§ **DIRECTION**
Output every entry exactly as written.

(Data items)

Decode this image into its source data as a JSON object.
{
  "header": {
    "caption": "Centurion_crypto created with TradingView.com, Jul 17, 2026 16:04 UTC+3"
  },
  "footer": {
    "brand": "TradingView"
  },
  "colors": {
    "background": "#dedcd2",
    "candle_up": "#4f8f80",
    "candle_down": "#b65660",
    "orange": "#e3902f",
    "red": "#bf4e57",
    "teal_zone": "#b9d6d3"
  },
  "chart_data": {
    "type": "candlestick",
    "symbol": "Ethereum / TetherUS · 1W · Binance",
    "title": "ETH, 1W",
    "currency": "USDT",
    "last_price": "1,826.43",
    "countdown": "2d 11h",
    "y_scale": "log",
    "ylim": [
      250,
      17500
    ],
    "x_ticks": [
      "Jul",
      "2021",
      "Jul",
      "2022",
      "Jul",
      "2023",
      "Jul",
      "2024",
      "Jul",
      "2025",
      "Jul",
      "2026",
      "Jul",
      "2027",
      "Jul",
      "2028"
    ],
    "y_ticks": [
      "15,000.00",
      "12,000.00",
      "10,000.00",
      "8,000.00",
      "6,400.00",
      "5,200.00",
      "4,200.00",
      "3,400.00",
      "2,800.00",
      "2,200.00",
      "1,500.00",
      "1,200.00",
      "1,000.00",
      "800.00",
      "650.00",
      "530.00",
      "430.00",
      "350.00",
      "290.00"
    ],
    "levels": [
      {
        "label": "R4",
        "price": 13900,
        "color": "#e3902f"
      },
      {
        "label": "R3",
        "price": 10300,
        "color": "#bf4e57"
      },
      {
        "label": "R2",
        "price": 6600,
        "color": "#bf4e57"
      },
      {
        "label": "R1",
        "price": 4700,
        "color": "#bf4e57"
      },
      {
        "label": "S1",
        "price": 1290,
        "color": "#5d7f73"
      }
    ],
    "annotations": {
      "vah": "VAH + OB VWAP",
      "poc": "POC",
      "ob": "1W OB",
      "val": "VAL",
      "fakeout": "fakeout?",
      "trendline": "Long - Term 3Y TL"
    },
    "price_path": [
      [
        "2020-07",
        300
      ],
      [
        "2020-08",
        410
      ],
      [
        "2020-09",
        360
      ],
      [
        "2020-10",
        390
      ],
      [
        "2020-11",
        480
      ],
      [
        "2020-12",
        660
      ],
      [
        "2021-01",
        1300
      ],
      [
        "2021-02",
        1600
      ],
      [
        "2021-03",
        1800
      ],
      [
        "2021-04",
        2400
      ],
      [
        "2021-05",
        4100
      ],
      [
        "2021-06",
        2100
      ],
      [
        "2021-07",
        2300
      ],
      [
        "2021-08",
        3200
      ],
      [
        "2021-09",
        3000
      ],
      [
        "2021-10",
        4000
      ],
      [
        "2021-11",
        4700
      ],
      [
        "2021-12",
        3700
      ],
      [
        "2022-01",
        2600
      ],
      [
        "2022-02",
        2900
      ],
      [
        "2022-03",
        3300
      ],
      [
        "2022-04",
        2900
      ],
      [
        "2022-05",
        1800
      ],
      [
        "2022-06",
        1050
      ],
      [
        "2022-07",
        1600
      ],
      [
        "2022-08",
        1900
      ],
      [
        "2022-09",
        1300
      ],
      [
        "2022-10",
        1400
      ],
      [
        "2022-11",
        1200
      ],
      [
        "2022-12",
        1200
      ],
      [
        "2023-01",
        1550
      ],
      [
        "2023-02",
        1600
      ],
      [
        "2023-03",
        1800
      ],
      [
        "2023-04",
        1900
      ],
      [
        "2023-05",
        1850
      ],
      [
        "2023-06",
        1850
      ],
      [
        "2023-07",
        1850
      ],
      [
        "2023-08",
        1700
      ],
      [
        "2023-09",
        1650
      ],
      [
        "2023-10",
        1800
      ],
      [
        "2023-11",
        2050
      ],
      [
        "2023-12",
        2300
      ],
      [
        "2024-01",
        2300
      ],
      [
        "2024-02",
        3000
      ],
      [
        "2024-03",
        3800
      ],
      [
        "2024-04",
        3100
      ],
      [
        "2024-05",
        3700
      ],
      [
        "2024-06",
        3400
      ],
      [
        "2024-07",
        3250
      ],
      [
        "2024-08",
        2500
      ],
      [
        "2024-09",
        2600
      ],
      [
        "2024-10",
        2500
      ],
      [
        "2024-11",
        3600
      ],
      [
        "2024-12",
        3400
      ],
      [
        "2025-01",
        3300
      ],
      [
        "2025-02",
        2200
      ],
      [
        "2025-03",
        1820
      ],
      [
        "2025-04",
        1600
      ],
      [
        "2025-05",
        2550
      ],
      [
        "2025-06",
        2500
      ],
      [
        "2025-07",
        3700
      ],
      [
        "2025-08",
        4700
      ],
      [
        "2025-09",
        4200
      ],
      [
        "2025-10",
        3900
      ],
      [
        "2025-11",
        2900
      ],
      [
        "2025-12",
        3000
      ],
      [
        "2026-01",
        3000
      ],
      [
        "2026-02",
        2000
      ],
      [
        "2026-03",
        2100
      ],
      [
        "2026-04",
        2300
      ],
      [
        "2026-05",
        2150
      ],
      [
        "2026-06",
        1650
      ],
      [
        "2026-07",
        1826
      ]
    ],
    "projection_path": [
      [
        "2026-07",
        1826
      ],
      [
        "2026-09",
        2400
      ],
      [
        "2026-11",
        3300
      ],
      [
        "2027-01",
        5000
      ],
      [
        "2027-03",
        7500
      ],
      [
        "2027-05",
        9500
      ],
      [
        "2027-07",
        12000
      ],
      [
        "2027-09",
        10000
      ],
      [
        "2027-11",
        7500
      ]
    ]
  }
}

§ **EXERCISE RESULT**
Decode this image into its source data as a JSON object.
{
  "header": {
    "caption": "Centurion_crypto created with TradingView.com, Jul 17, 2026 16:04 UTC+3"
  },
  "footer": {
    "brand": "TradingView"
  },
  "colors": {
    "background": "#dedcd2",
    "candle_up": "#4f8f80",
    "candle_down": "#b65660",
    "orange": "#e3902f",
    "red": "#bf4e57",
    "teal_zone": "#b9d6d3"
  },
  "chart_data": {
    "type": "candlestick",
    "symbol": "Ethereum / TetherUS · 1W · Binance",
    "title": "ETH, 1W",
    "currency": "USDT",
    "last_price": "1,826.43",
    "countdown": "2d 11h",
    "y_scale": "log",
    "ylim": [
      250,
      17500
    ],
    "x_ticks": [
      "Jul",
      "2021",
      "Jul",
      "2022",
      "Jul",
      "2023",
      "Jul",
      "2024",
      "Jul",
      "2025",
      "Jul",
      "2026",
      "Jul",
      "2027",
      "Jul",
      "2028"
    ],
    "y_ticks": [
      "15,000.00",
      "12,000.00",
      "10,000.00",
      "8,000.00",
      "6,400.00",
      "5,200.00",
      "4,200.00",
      "3,400.00",
      "2,800.00",
      "2,200.00",
      "1,500.00",
      "1,200.00",
      "1,000.00",
      "800.00",
      "650.00",
      "530.00",
      "430.00",
      "350.00",
      "290.00"
    ],
    "levels": [
      {
        "label": "R4",
        "price": 13900,
        "color": "#e3902f"
      },
      {
        "label": "R3",
        "price": 10300,
        "color": "#bf4e57"
      },
      {
        "label": "R2",
        "price": 6600,
        "color": "#bf4e57"
      },
      {
        "label": "R1",
        "price": 4700,
        "color": "#bf4e57"
      },
      {
        "label": "S1",
        "price": 1290,
        "color": "#5d7f73"
      }
    ],
    "annotations": {
      "vah": "VAH + OB VWAP",
      "poc": "POC",
      "ob": "1W OB",
      "val": "VAL",
      "fakeout": "fakeout?",
      "trendline": "Long - Term 3Y TL"
    },
    "price_path": [
      [
        "2020-07",
        300
      ],
      [
        "2020-08",
        410
      ],
      [
        "2020-09",
        360
      ],
      [
        "2020-10",
        390
      ],
      [
        "2020-11",
        480
      ],
      [
        "2020-12",
        660
      ],
      [
        "2021-01",
        1300
      ],
      [
        "2021-02",
        1600
      ],
      [
        "2021-03",
        1800
      ],
      [
        "2021-04",
        2400
      ],
      [
        "2021-05",
        4100
      ],
      [
        "2021-06",
        2100
      ],
      [
        "2021-07",
        2300
      ],
      [
        "2021-08",
        3200
      ],
      [
        "2021-09",
        3000
      ],
      [
        "2021-10",
        4000
      ],
      [
        "2021-11",
        4700
      ],
      [
        "2021-12",
        3700
      ],
      [
        "2022-01",
        2600
      ],
      [
        "2022-02",
        2900
      ],
      [
        "2022-03",
        3300
      ],
      [
        "2022-04",
        2900
      ],
      [
        "2022-05",
        1800
      ],
      [
        "2022-06",
        1050
      ],
      [
        "2022-07",
        1600
      ],
      [
        "2022-08",
        1900
      ],
      [
        "2022-09",
        1300
      ],
      [
        "2022-10",
        1400
      ],
      [
        "2022-11",
        1200
      ],
      [
        "2022-12",
        1200
      ],
      [
        "2023-01",
        1550
      ],
      [
        "2023-02",
        1600
      ],
      [
        "2023-03",
        1800
      ],
      [
        "2023-04",
        1900
      ],
      [
        "2023-05",
        1850
      ],
      [
        "2023-06",
        1850
      ],
      [
        "2023-07",
        1850
      ],
      [
        "2023-08",
        1700
      ],
      [
        "2023-09",
        1650
      ],
      [
        "2023-10",
        1800
      ],
      [
        "2023-11",
        2050
      ],
      [
        "2023-12",
        2300
      ],
      [
        "2024-01",
        2300
      ],
      [
        "2024-02",
        3000
      ],
      [
        "2024-03",
        3800
      ],
      [
        "2024-04",
        3100
      ],
      [
        "2024-05",
        3700
      ],
      [
        "2024-06",
        3400
      ],
      [
        "2024-07",
        3250
      ],
      [
        "2024-08",
        2500
      ],
      [
        "2024-09",
        2600
      ],
      [
        "2024-10",
        2500
      ],
      [
        "2024-11",
        3600
      ],
      [
        "2024-12",
        3400
      ],
      [
        "2025-01",
        3300
      ],
      [
        "2025-02",
        2200
      ],
      [
        "2025-03",
        1820
      ],
      [
        "2025-04",
        1600
      ],
      [
        "2025-05",
        2550
      ],
      [
        "2025-06",
        2500
      ],
      [
        "2025-07",
        3700
      ],
      [
        "2025-08",
        4700
      ],
      [
        "2025-09",
        4200
      ],
      [
        "2025-10",
        3900
      ],
      [
        "2025-11",
        2900
      ],
      [
        "2025-12",
        3000
      ],
      [
        "2026-01",
        3000
      ],
      [
        "2026-02",
        2000
      ],
      [
        "2026-03",
        2100
      ],
      [
        "2026-04",
        2300
      ],
      [
        "2026-05",
        2150
      ],
      [
        "2026-06",
        1650
      ],
      [
        "2026-07",
        1826
      ]
    ],
    "projection_path": [
      [
        "2026-07",
        1826
      ],
      [
        "2026-09",
        2400
      ],
      [
        "2026-11",
        3300
      ],
      [
        "2027-01",
        5000
      ],
      [
        "2027-03",
        7500
      ],
      [
        "2027-05",
        9500
      ],
      [
        "2027-07",
        12000
      ],
      [
        "2027-09",
        10000
      ],
      [
        "2027-11",
        7500
      ]
    ]
  }
}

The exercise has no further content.